Write out the data again with every occurrence of "Boravak" substituted by "Djelovanje", keeping everything else the same, and omit the pictures.

=== Provided data ===

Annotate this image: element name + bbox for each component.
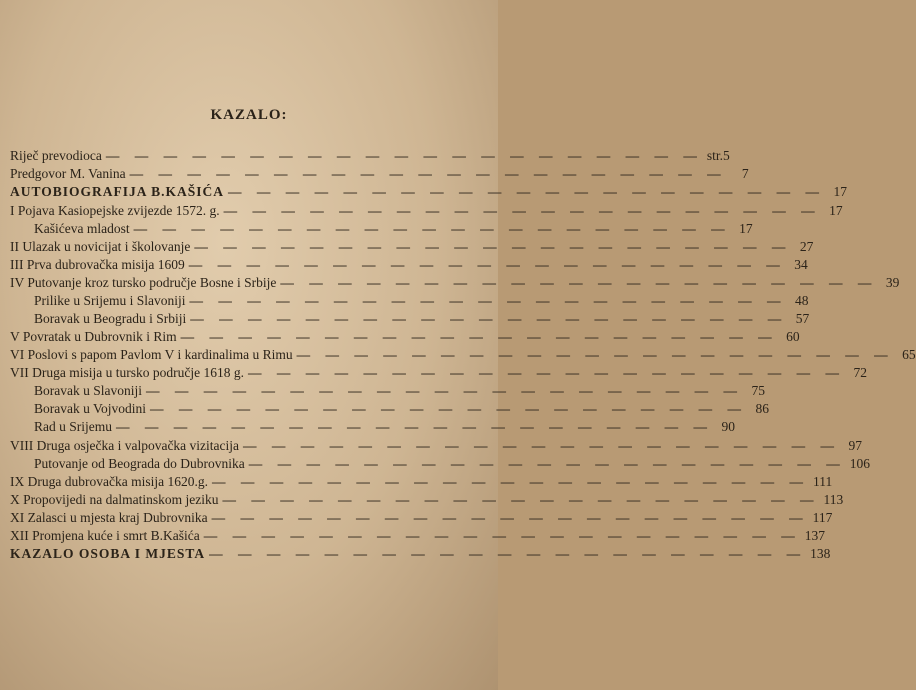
toc-entry-page: 39 xyxy=(885,275,900,290)
toc-entry-label: Predgovor M. Vanina xyxy=(10,166,126,181)
toc-entry-label: X Propovijedi na dalmatinskom jeziku xyxy=(10,492,219,507)
toc-entry-label: Boravak u Slavoniji xyxy=(34,383,142,398)
toc-entry xyxy=(10,148,730,166)
page-title: KAZALO: xyxy=(210,107,288,123)
toc-entry-page: 137 xyxy=(804,528,825,543)
toc-entry-page: 113 xyxy=(823,492,844,507)
toc-entry xyxy=(10,329,800,347)
toc-entry xyxy=(34,293,809,311)
toc-entry xyxy=(10,239,814,257)
leader-dashes: — — — — — — — — — — — — — — — — — — — — — xyxy=(105,148,703,163)
toc-entry-label: VII Druga misija u tursko područje 1618 g. xyxy=(10,365,244,380)
leader-dashes: — — — — — — — — — — — — — — — — — — — — — xyxy=(133,221,731,236)
toc-entry-label: KAZALO OSOBA I MJESTA xyxy=(10,546,206,561)
toc-entry-label: VIII Druga osječka i valpovačka vizitacija xyxy=(10,438,240,453)
toc-entry xyxy=(10,365,867,383)
toc-entry xyxy=(10,257,808,275)
toc-entry-label: II Ulazak u novicijat i školovanje xyxy=(10,239,191,254)
leader-dashes: — — — — — — — — — — — — — — — — — — — — — xyxy=(211,510,809,525)
toc-entry-label: IX Druga dubrovačka misija 1620.g. xyxy=(10,474,208,489)
leader-dashes: — — — — — — — — — — — — — — — — — — — — — xyxy=(129,166,727,181)
toc-entry-label: Boravak u Vojvodini xyxy=(34,401,147,416)
toc-entry xyxy=(10,347,916,365)
toc-entry xyxy=(10,184,848,202)
toc-entry xyxy=(10,510,833,528)
toc-entry-page: 72 xyxy=(853,365,867,380)
toc-entry xyxy=(10,546,831,564)
leader-dashes: — — — — — — — — — — — — — — — — — — — — — xyxy=(222,492,820,507)
leader-dashes: — — — — — — — — — — — — — — — — — — — — — xyxy=(180,329,778,344)
toc-entry xyxy=(10,203,843,221)
toc-entry xyxy=(10,492,844,510)
leader-dashes: — — — — — — — — — — — — — — — — — — — — — xyxy=(189,293,787,308)
toc-entry-page: str.5 xyxy=(706,148,730,163)
toc-entry xyxy=(34,383,765,401)
toc-entry xyxy=(34,419,735,437)
toc-entry xyxy=(34,221,753,239)
toc-entry-label: Riječ prevodioca xyxy=(10,148,102,163)
leader-dashes: — — — — — — — — — — — — — — — — — — — — — xyxy=(194,239,792,254)
leader-dashes: — — — — — — — — — — — — — — — — — — — — — xyxy=(296,347,894,362)
toc-entry-page: 65 xyxy=(902,347,916,362)
leader-dashes: — — — — — — — — — — — — — — — — — — — — — xyxy=(203,528,801,543)
toc-entry-label: XII Promjena kuće i smrt B.Kašića xyxy=(10,528,200,543)
toc-entry xyxy=(34,401,770,419)
leader-dashes: — — — — — — — — — — — — — — — — — — — — — xyxy=(116,419,713,434)
leader-dashes: — — — — — — — — — — — — — — — — — — — — — xyxy=(248,456,846,471)
leader-dashes: — — — — — — — — — — — — — — — — — — — — — xyxy=(280,275,878,290)
toc-entry-page: 17 xyxy=(833,184,848,199)
toc-entry-page: 7 xyxy=(741,166,749,181)
toc-entry-label: III Prva dubrovačka misija 1609 xyxy=(10,257,185,272)
toc-entry-label: AUTOBIOGRAFIJA B.KAŠIĆA xyxy=(10,184,225,199)
toc-entry-page: 111 xyxy=(812,474,833,489)
toc-entry xyxy=(34,456,870,474)
toc-entry xyxy=(34,311,810,329)
leader-dashes: — — — — — — — — — — — — — — — — — — — — — xyxy=(211,474,809,489)
toc-entry-page: 117 xyxy=(812,510,833,525)
toc-entry-label: Putovanje od Beograda do Dubrovnika xyxy=(34,456,245,471)
toc-entry xyxy=(10,166,749,184)
leader-dashes: — — — — — — — — — — — — — — — — — — — — — xyxy=(150,401,748,416)
toc-entry-label: V Povratak u Dubrovnik i Rim xyxy=(10,329,177,344)
leader-dashes: — — — — — — — — — — — — — — — — — — — — — xyxy=(228,184,826,199)
toc-entry-label: XI Zalasci u mjesta kraj Dubrovnika xyxy=(10,510,208,525)
toc-entry xyxy=(10,275,900,293)
toc-entry xyxy=(10,528,825,546)
toc-entry-label: Rad u Srijemu xyxy=(34,419,112,434)
toc-entry-page: 17 xyxy=(829,203,843,218)
toc-entry xyxy=(10,438,863,456)
leader-dashes: — — — — — — — — — — — — — — — — — — — — — xyxy=(188,257,786,272)
toc-entry-page: 17 xyxy=(739,221,753,236)
leader-dashes: — — — — — — — — — — — — — — — — — — — — — xyxy=(146,383,743,398)
leader-dashes: — — — — — — — — — — — — — — — — — — — — — xyxy=(209,546,807,561)
toc-entry-page: 90 xyxy=(721,419,735,434)
toc-entry-page: 60 xyxy=(786,329,800,344)
toc-entry-page: 75 xyxy=(751,383,765,398)
leader-dashes: — — — — — — — — — — — — — — — — — — — — — xyxy=(243,438,841,453)
toc-entry-label: Prilike u Srijemu i Slavoniji xyxy=(34,293,186,308)
toc-entry-page: 57 xyxy=(795,311,810,326)
leader-dashes: — — — — — — — — — — — — — — — — — — — — — xyxy=(190,311,788,326)
toc-entry-page: 27 xyxy=(799,239,814,254)
toc-entry-label: Boravak u Beogradu i Srbiji xyxy=(34,311,187,326)
toc-entry-page: 97 xyxy=(848,438,863,453)
toc-entry xyxy=(10,474,833,492)
leader-dashes: — — — — — — — — — — — — — — — — — — — — — xyxy=(247,365,845,380)
toc-entry-page: 86 xyxy=(755,401,770,416)
toc-entry-page: 138 xyxy=(810,546,831,561)
toc-entry-label: IV Putovanje kroz tursko područje Bosne i Srbije xyxy=(10,275,277,290)
toc-entry-label: Kašićeva mladost xyxy=(34,221,130,236)
toc-entry-page: 34 xyxy=(794,257,808,272)
toc-entry-label: I Pojava Kasiopejske zvijezde 1572. g. xyxy=(10,203,220,218)
toc-entry-page: 106 xyxy=(849,456,870,471)
toc-entry-label: VI Poslovi s papom Pavlom V i kardinalima u Rimu xyxy=(10,347,293,362)
toc-entry-page: 48 xyxy=(795,293,809,308)
leader-dashes: — — — — — — — — — — — — — — — — — — — — — xyxy=(223,203,821,218)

===

▶ **Response for this exercise**:
Annotate this image: element name + bbox for each component.
toc-entry-page: 39 xyxy=(885,275,900,290)
toc-entry-label: Predgovor M. Vanina xyxy=(10,166,126,181)
toc-entry-label: X Propovijedi na dalmatinskom jeziku xyxy=(10,492,219,507)
toc-entry-label: Djelovanje u Slavoniji xyxy=(34,383,142,398)
toc-entry xyxy=(10,148,730,166)
page-title: KAZALO: xyxy=(210,107,288,123)
toc-entry-page: 137 xyxy=(804,528,825,543)
toc-entry-page: 113 xyxy=(823,492,844,507)
toc-entry xyxy=(10,329,800,347)
toc-entry xyxy=(34,293,809,311)
toc-entry xyxy=(10,239,814,257)
leader-dashes: — — — — — — — — — — — — — — — — — — — — — xyxy=(105,148,703,163)
toc-entry-label: VII Druga misija u tursko područje 1618 g. xyxy=(10,365,244,380)
leader-dashes: — — — — — — — — — — — — — — — — — — — — — xyxy=(133,221,731,236)
toc-entry-label: KAZALO OSOBA I MJESTA xyxy=(10,546,206,561)
toc-entry-label: VIII Druga osječka i valpovačka vizitacija xyxy=(10,438,240,453)
toc-entry xyxy=(10,365,867,383)
toc-entry xyxy=(10,257,808,275)
toc-entry-label: II Ulazak u novicijat i školovanje xyxy=(10,239,191,254)
leader-dashes: — — — — — — — — — — — — — — — — — — — — — xyxy=(211,510,809,525)
toc-entry-label: IX Druga dubrovačka misija 1620.g. xyxy=(10,474,208,489)
leader-dashes: — — — — — — — — — — — — — — — — — — — — — xyxy=(129,166,727,181)
toc-entry-label: Djelovanje u Vojvodini xyxy=(34,401,147,416)
toc-entry xyxy=(10,347,916,365)
toc-entry xyxy=(10,184,848,202)
toc-entry xyxy=(10,510,833,528)
toc-entry-page: 72 xyxy=(853,365,867,380)
toc-entry xyxy=(10,546,831,564)
leader-dashes: — — — — — — — — — — — — — — — — — — — — — xyxy=(222,492,820,507)
leader-dashes: — — — — — — — — — — — — — — — — — — — — — xyxy=(180,329,778,344)
toc-entry xyxy=(10,203,843,221)
toc-entry xyxy=(10,492,844,510)
leader-dashes: — — — — — — — — — — — — — — — — — — — — — xyxy=(189,293,787,308)
toc-entry-page: str.5 xyxy=(706,148,730,163)
toc-entry xyxy=(34,383,765,401)
toc-entry xyxy=(34,419,735,437)
toc-entry xyxy=(34,221,753,239)
toc-entry-label: Riječ prevodioca xyxy=(10,148,102,163)
leader-dashes: — — — — — — — — — — — — — — — — — — — — — xyxy=(194,239,792,254)
leader-dashes: — — — — — — — — — — — — — — — — — — — — — xyxy=(296,347,894,362)
toc-entry-page: 65 xyxy=(902,347,916,362)
leader-dashes: — — — — — — — — — — — — — — — — — — — — — xyxy=(203,528,801,543)
toc-entry-label: XII Promjena kuće i smrt B.Kašića xyxy=(10,528,200,543)
toc-entry xyxy=(34,401,770,419)
leader-dashes: — — — — — — — — — — — — — — — — — — — — — xyxy=(116,419,713,434)
leader-dashes: — — — — — — — — — — — — — — — — — — — — — xyxy=(248,456,846,471)
leader-dashes: — — — — — — — — — — — — — — — — — — — — — xyxy=(280,275,878,290)
toc-entry-page: 17 xyxy=(833,184,848,199)
toc-entry-page: 7 xyxy=(741,166,749,181)
toc-entry-label: III Prva dubrovačka misija 1609 xyxy=(10,257,185,272)
toc-entry-label: AUTOBIOGRAFIJA B.KAŠIĆA xyxy=(10,184,225,199)
toc-entry-page: 111 xyxy=(812,474,833,489)
toc-entry xyxy=(34,456,870,474)
toc-entry xyxy=(34,311,810,329)
leader-dashes: — — — — — — — — — — — — — — — — — — — — — xyxy=(211,474,809,489)
toc-entry-page: 117 xyxy=(812,510,833,525)
toc-entry-label: Putovanje od Beograda do Dubrovnika xyxy=(34,456,245,471)
toc-entry xyxy=(10,166,749,184)
leader-dashes: — — — — — — — — — — — — — — — — — — — — — xyxy=(150,401,748,416)
toc-entry-label: V Povratak u Dubrovnik i Rim xyxy=(10,329,177,344)
leader-dashes: — — — — — — — — — — — — — — — — — — — — — xyxy=(228,184,826,199)
toc-entry-label: XI Zalasci u mjesta kraj Dubrovnika xyxy=(10,510,208,525)
toc-entry xyxy=(10,275,900,293)
toc-entry xyxy=(10,528,825,546)
toc-entry-label: Rad u Srijemu xyxy=(34,419,112,434)
toc-entry-page: 17 xyxy=(829,203,843,218)
toc-entry xyxy=(10,438,863,456)
leader-dashes: — — — — — — — — — — — — — — — — — — — — — xyxy=(188,257,786,272)
toc-entry-page: 17 xyxy=(739,221,753,236)
leader-dashes: — — — — — — — — — — — — — — — — — — — — — xyxy=(146,383,743,398)
leader-dashes: — — — — — — — — — — — — — — — — — — — — — xyxy=(209,546,807,561)
toc-entry-page: 90 xyxy=(721,419,735,434)
toc-entry-page: 60 xyxy=(786,329,800,344)
toc-entry-page: 75 xyxy=(751,383,765,398)
leader-dashes: — — — — — — — — — — — — — — — — — — — — — xyxy=(243,438,841,453)
toc-entry-label: Prilike u Srijemu i Slavoniji xyxy=(34,293,186,308)
toc-entry-page: 57 xyxy=(795,311,810,326)
leader-dashes: — — — — — — — — — — — — — — — — — — — — — xyxy=(190,311,788,326)
toc-entry-page: 27 xyxy=(799,239,814,254)
toc-entry-label: Djelovanje u Beogradu i Srbiji xyxy=(34,311,187,326)
toc-entry-page: 97 xyxy=(848,438,863,453)
toc-entry xyxy=(10,474,833,492)
leader-dashes: — — — — — — — — — — — — — — — — — — — — — xyxy=(247,365,845,380)
toc-entry-page: 86 xyxy=(755,401,770,416)
toc-entry-page: 138 xyxy=(810,546,831,561)
toc-entry-label: IV Putovanje kroz tursko područje Bosne i Srbije xyxy=(10,275,277,290)
toc-entry-label: Kašićeva mladost xyxy=(34,221,130,236)
toc-entry-page: 34 xyxy=(794,257,808,272)
toc-entry-label: I Pojava Kasiopejske zvijezde 1572. g. xyxy=(10,203,220,218)
toc-entry-page: 106 xyxy=(849,456,870,471)
toc-entry-label: VI Poslovi s papom Pavlom V i kardinalima u Rimu xyxy=(10,347,293,362)
toc-entry-page: 48 xyxy=(795,293,809,308)
leader-dashes: — — — — — — — — — — — — — — — — — — — — — xyxy=(223,203,821,218)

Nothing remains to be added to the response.